— start RECORDS SHOWN —

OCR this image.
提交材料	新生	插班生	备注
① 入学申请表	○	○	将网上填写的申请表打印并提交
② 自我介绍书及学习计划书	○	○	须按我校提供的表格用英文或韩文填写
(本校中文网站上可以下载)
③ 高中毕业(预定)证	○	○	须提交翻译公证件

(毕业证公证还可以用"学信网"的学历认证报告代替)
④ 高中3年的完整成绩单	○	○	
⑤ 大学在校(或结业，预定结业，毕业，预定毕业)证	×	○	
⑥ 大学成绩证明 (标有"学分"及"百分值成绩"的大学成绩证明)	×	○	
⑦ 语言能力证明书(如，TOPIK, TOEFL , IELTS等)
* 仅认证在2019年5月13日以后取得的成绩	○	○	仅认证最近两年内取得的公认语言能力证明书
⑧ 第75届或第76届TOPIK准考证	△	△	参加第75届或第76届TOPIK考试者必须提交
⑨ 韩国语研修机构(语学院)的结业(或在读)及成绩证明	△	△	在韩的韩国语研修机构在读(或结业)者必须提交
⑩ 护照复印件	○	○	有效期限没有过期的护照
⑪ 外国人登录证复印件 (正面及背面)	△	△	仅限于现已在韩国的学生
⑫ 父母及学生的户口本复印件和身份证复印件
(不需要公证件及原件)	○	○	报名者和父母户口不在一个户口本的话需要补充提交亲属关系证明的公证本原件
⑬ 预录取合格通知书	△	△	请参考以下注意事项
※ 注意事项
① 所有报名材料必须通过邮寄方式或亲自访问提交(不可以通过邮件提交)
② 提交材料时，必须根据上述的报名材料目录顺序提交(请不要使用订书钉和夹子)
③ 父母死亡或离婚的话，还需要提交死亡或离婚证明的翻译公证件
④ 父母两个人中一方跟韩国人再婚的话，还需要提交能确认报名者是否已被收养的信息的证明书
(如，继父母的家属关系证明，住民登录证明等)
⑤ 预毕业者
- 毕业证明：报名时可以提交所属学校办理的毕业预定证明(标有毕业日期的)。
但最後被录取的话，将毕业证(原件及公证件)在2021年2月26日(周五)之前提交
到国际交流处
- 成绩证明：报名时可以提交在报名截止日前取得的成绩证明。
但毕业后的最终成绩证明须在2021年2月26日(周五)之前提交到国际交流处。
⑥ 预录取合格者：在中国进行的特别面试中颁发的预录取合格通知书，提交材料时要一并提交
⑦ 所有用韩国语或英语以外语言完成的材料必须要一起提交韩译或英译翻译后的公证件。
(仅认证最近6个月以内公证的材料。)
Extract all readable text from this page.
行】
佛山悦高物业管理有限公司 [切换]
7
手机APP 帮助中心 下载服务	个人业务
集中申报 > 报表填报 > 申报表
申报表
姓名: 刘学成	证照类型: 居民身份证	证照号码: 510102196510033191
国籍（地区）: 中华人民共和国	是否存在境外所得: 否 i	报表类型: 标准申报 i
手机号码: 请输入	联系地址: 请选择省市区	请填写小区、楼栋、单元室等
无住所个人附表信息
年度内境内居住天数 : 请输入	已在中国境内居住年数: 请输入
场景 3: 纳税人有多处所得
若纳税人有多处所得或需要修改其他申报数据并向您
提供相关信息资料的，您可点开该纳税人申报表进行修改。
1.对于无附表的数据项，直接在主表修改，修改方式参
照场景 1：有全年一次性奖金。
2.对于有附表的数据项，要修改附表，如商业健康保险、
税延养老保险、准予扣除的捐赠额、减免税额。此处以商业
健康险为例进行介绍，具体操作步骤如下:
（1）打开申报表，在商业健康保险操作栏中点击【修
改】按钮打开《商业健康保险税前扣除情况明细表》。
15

— end RECORDS SHOWN —

● **DIRECTION**: Please quote the data above in full, with no line missing.

● **TASK ANSWER**:
OCR this image.
提交材料	新生	插班生	备注
① 入学申请表	○	○	将网上填写的申请表打印并提交
② 自我介绍书及学习计划书	○	○	须按我校提供的表格用英文或韩文填写
(本校中文网站上可以下载)
③ 高中毕业(预定)证	○	○	须提交翻译公证件

(毕业证公证还可以用"学信网"的学历认证报告代替)
④ 高中3年的完整成绩单	○	○	
⑤ 大学在校(或结业，预定结业，毕业，预定毕业)证	×	○	
⑥ 大学成绩证明 (标有"学分"及"百分值成绩"的大学成绩证明)	×	○	
⑦ 语言能力证明书(如，TOPIK, TOEFL , IELTS等)
* 仅认证在2019年5月13日以后取得的成绩	○	○	仅认证最近两年内取得的公认语言能力证明书
⑧ 第75届或第76届TOPIK准考证	△	△	参加第75届或第76届TOPIK考试者必须提交
⑨ 韩国语研修机构(语学院)的结业(或在读)及成绩证明	△	△	在韩的韩国语研修机构在读(或结业)者必须提交
⑩ 护照复印件	○	○	有效期限没有过期的护照
⑪ 外国人登录证复印件 (正面及背面)	△	△	仅限于现已在韩国的学生
⑫ 父母及学生的户口本复印件和身份证复印件
(不需要公证件及原件)	○	○	报名者和父母户口不在一个户口本的话需要补充提交亲属关系证明的公证本原件
⑬ 预录取合格通知书	△	△	请参考以下注意事项
※ 注意事项
① 所有报名材料必须通过邮寄方式或亲自访问提交(不可以通过邮件提交)
② 提交材料时，必须根据上述的报名材料目录顺序提交(请不要使用订书钉和夹子)
③ 父母死亡或离婚的话，还需要提交死亡或离婚证明的翻译公证件
④ 父母两个人中一方跟韩国人再婚的话，还需要提交能确认报名者是否已被收养的信息的证明书
(如，继父母的家属关系证明，住民登录证明等)
⑤ 预毕业者
- 毕业证明：报名时可以提交所属学校办理的毕业预定证明(标有毕业日期的)。
但最後被录取的话，将毕业证(原件及公证件)在2021年2月26日(周五)之前提交
到国际交流处
- 成绩证明：报名时可以提交在报名截止日前取得的成绩证明。
但毕业后的最终成绩证明须在2021年2月26日(周五)之前提交到国际交流处。
⑥ 预录取合格者：在中国进行的特别面试中颁发的预录取合格通知书，提交材料时要一并提交
⑦ 所有用韩国语或英语以外语言完成的材料必须要一起提交韩译或英译翻译后的公证件。
(仅认证最近6个月以内公证的材料。)
Extract all readable text from this page.
行】
佛山悦高物业管理有限公司 [切换]
7
手机APP 帮助中心 下载服务	个人业务
集中申报 > 报表填报 > 申报表
申报表
姓名: 刘学成	证照类型: 居民身份证	证照号码: 510102196510033191
国籍（地区）: 中华人民共和国	是否存在境外所得: 否 i	报表类型: 标准申报 i
手机号码: 请输入	联系地址: 请选择省市区	请填写小区、楼栋、单元室等
无住所个人附表信息
年度内境内居住天数 : 请输入	已在中国境内居住年数: 请输入
场景 3: 纳税人有多处所得
若纳税人有多处所得或需要修改其他申报数据并向您
提供相关信息资料的，您可点开该纳税人申报表进行修改。
1.对于无附表的数据项，直接在主表修改，修改方式参
照场景 1：有全年一次性奖金。
2.对于有附表的数据项，要修改附表，如商业健康保险、
税延养老保险、准予扣除的捐赠额、减免税额。此处以商业
健康险为例进行介绍，具体操作步骤如下:
（1）打开申报表，在商业健康保险操作栏中点击【修
改】按钮打开《商业健康保险税前扣除情况明细表》。
15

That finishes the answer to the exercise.